#### [Given entries]
::::::
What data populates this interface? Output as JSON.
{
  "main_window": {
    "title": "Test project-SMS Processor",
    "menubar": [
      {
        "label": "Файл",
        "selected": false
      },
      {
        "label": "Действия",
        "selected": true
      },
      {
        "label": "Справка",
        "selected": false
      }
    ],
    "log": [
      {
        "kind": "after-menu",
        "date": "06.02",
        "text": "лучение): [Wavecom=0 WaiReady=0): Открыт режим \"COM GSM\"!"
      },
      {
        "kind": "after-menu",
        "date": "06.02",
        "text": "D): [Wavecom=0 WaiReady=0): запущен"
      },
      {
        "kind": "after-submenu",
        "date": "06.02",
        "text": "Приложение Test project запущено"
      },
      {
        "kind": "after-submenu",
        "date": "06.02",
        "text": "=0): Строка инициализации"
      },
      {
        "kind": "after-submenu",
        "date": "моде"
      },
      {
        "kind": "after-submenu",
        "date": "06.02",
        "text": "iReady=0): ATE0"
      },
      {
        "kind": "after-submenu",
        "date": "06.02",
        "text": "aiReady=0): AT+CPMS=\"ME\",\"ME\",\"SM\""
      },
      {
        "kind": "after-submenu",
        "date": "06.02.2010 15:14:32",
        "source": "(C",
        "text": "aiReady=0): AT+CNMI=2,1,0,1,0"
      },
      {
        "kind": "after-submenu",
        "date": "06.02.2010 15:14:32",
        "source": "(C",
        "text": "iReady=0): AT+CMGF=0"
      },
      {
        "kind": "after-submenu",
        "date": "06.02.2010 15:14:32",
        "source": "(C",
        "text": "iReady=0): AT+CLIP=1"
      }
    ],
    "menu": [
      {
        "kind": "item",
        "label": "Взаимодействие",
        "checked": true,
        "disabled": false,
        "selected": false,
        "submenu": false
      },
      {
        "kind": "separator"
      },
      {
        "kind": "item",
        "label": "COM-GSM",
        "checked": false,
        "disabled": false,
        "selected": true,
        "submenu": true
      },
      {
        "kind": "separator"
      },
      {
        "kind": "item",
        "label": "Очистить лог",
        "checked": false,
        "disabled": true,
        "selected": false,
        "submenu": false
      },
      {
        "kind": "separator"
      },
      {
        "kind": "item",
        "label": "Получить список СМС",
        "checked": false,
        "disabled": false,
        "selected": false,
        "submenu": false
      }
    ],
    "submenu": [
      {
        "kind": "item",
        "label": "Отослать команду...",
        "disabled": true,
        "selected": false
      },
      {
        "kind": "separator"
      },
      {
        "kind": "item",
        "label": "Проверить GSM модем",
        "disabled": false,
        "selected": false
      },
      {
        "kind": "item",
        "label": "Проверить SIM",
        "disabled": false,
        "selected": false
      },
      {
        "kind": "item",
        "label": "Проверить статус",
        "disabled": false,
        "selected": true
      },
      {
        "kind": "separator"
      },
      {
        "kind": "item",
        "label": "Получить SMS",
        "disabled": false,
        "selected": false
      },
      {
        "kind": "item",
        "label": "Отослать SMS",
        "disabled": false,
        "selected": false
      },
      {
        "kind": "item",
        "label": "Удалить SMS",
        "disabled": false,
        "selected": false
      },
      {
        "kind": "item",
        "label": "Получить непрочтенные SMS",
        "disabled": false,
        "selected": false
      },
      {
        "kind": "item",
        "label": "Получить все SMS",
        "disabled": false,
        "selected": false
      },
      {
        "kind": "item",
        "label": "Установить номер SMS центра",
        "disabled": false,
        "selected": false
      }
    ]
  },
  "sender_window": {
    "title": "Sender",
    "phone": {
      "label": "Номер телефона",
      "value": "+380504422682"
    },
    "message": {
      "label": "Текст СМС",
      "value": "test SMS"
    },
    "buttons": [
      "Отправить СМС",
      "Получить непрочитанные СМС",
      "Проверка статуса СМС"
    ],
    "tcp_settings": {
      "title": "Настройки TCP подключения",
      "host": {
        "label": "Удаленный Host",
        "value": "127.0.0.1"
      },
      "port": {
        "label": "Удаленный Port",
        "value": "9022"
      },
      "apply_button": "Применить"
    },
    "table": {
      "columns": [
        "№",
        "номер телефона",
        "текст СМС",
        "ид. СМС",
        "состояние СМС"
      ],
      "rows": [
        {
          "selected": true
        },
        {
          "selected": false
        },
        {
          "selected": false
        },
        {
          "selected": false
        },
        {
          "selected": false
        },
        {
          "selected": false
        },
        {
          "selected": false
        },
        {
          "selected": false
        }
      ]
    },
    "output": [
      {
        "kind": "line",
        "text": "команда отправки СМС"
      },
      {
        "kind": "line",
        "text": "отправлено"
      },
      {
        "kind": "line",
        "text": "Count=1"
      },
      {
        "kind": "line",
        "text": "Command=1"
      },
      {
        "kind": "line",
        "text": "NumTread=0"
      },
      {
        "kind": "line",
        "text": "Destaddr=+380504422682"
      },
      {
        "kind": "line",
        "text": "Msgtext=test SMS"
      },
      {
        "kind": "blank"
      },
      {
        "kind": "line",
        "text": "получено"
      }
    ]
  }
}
::::::
#### [Requirements]
Your task is to repeat the data exactly; please include every line.

#### [Answer]
What data populates this interface? Output as JSON.
{
  "main_window": {
    "title": "Test project-SMS Processor",
    "menubar": [
      {
        "label": "Файл",
        "selected": false
      },
      {
        "label": "Действия",
        "selected": true
      },
      {
        "label": "Справка",
        "selected": false
      }
    ],
    "log": [
      {
        "kind": "after-menu",
        "date": "06.02",
        "text": "лучение): [Wavecom=0 WaiReady=0): Открыт режим \"COM GSM\"!"
      },
      {
        "kind": "after-menu",
        "date": "06.02",
        "text": "D): [Wavecom=0 WaiReady=0): запущен"
      },
      {
        "kind": "after-submenu",
        "date": "06.02",
        "text": "Приложение Test project запущено"
      },
      {
        "kind": "after-submenu",
        "date": "06.02",
        "text": "=0): Строка инициализации"
      },
      {
        "kind": "after-submenu",
        "date": "моде"
      },
      {
        "kind": "after-submenu",
        "date": "06.02",
        "text": "iReady=0): ATE0"
      },
      {
        "kind": "after-submenu",
        "date": "06.02",
        "text": "aiReady=0): AT+CPMS=\"ME\",\"ME\",\"SM\""
      },
      {
        "kind": "after-submenu",
        "date": "06.02.2010 15:14:32",
        "source": "(C",
        "text": "aiReady=0): AT+CNMI=2,1,0,1,0"
      },
      {
        "kind": "after-submenu",
        "date": "06.02.2010 15:14:32",
        "source": "(C",
        "text": "iReady=0): AT+CMGF=0"
      },
      {
        "kind": "after-submenu",
        "date": "06.02.2010 15:14:32",
        "source": "(C",
        "text": "iReady=0): AT+CLIP=1"
      }
    ],
    "menu": [
      {
        "kind": "item",
        "label": "Взаимодействие",
        "checked": true,
        "disabled": false,
        "selected": false,
        "submenu": false
      },
      {
        "kind": "separator"
      },
      {
        "kind": "item",
        "label": "COM-GSM",
        "checked": false,
        "disabled": false,
        "selected": true,
        "submenu": true
      },
      {
        "kind": "separator"
      },
      {
        "kind": "item",
        "label": "Очистить лог",
        "checked": false,
        "disabled": true,
        "selected": false,
        "submenu": false
      },
      {
        "kind": "separator"
      },
      {
        "kind": "item",
        "label": "Получить список СМС",
        "checked": false,
        "disabled": false,
        "selected": false,
        "submenu": false
      }
    ],
    "submenu": [
      {
        "kind": "item",
        "label": "Отослать команду...",
        "disabled": true,
        "selected": false
      },
      {
        "kind": "separator"
      },
      {
        "kind": "item",
        "label": "Проверить GSM модем",
        "disabled": false,
        "selected": false
      },
      {
        "kind": "item",
        "label": "Проверить SIM",
        "disabled": false,
        "selected": false
      },
      {
        "kind": "item",
        "label": "Проверить статус",
        "disabled": false,
        "selected": true
      },
      {
        "kind": "separator"
      },
      {
        "kind": "item",
        "label": "Получить SMS",
        "disabled": false,
        "selected": false
      },
      {
        "kind": "item",
        "label": "Отослать SMS",
        "disabled": false,
        "selected": false
      },
      {
        "kind": "item",
        "label": "Удалить SMS",
        "disabled": false,
        "selected": false
      },
      {
        "kind": "item",
        "label": "Получить непрочтенные SMS",
        "disabled": false,
        "selected": false
      },
      {
        "kind": "item",
        "label": "Получить все SMS",
        "disabled": false,
        "selected": false
      },
      {
        "kind": "item",
        "label": "Установить номер SMS центра",
        "disabled": false,
        "selected": false
      }
    ]
  },
  "sender_window": {
    "title": "Sender",
    "phone": {
      "label": "Номер телефона",
      "value": "+380504422682"
    },
    "message": {
      "label": "Текст СМС",
      "value": "test SMS"
    },
    "buttons": [
      "Отправить СМС",
      "Получить непрочитанные СМС",
      "Проверка статуса СМС"
    ],
    "tcp_settings": {
      "title": "Настройки TCP подключения",
      "host": {
        "label": "Удаленный Host",
        "value": "127.0.0.1"
      },
      "port": {
        "label": "Удаленный Port",
        "value": "9022"
      },
      "apply_button": "Применить"
    },
    "table": {
      "columns": [
        "№",
        "номер телефона",
        "текст СМС",
        "ид. СМС",
        "состояние СМС"
      ],
      "rows": [
        {
          "selected": true
        },
        {
          "selected": false
        },
        {
          "selected": false
        },
        {
          "selected": false
        },
        {
          "selected": false
        },
        {
          "selected": false
        },
        {
          "selected": false
        },
        {
          "selected": false
        }
      ]
    },
    "output": [
      {
        "kind": "line",
        "text": "команда отправки СМС"
      },
      {
        "kind": "line",
        "text": "отправлено"
      },
      {
        "kind": "line",
        "text": "Count=1"
      },
      {
        "kind": "line",
        "text": "Command=1"
      },
      {
        "kind": "line",
        "text": "NumTread=0"
      },
      {
        "kind": "line",
        "text": "Destaddr=+380504422682"
      },
      {
        "kind": "line",
        "text": "Msgtext=test SMS"
      },
      {
        "kind": "blank"
      },
      {
        "kind": "line",
        "text": "получено"
      }
    ]
  }
}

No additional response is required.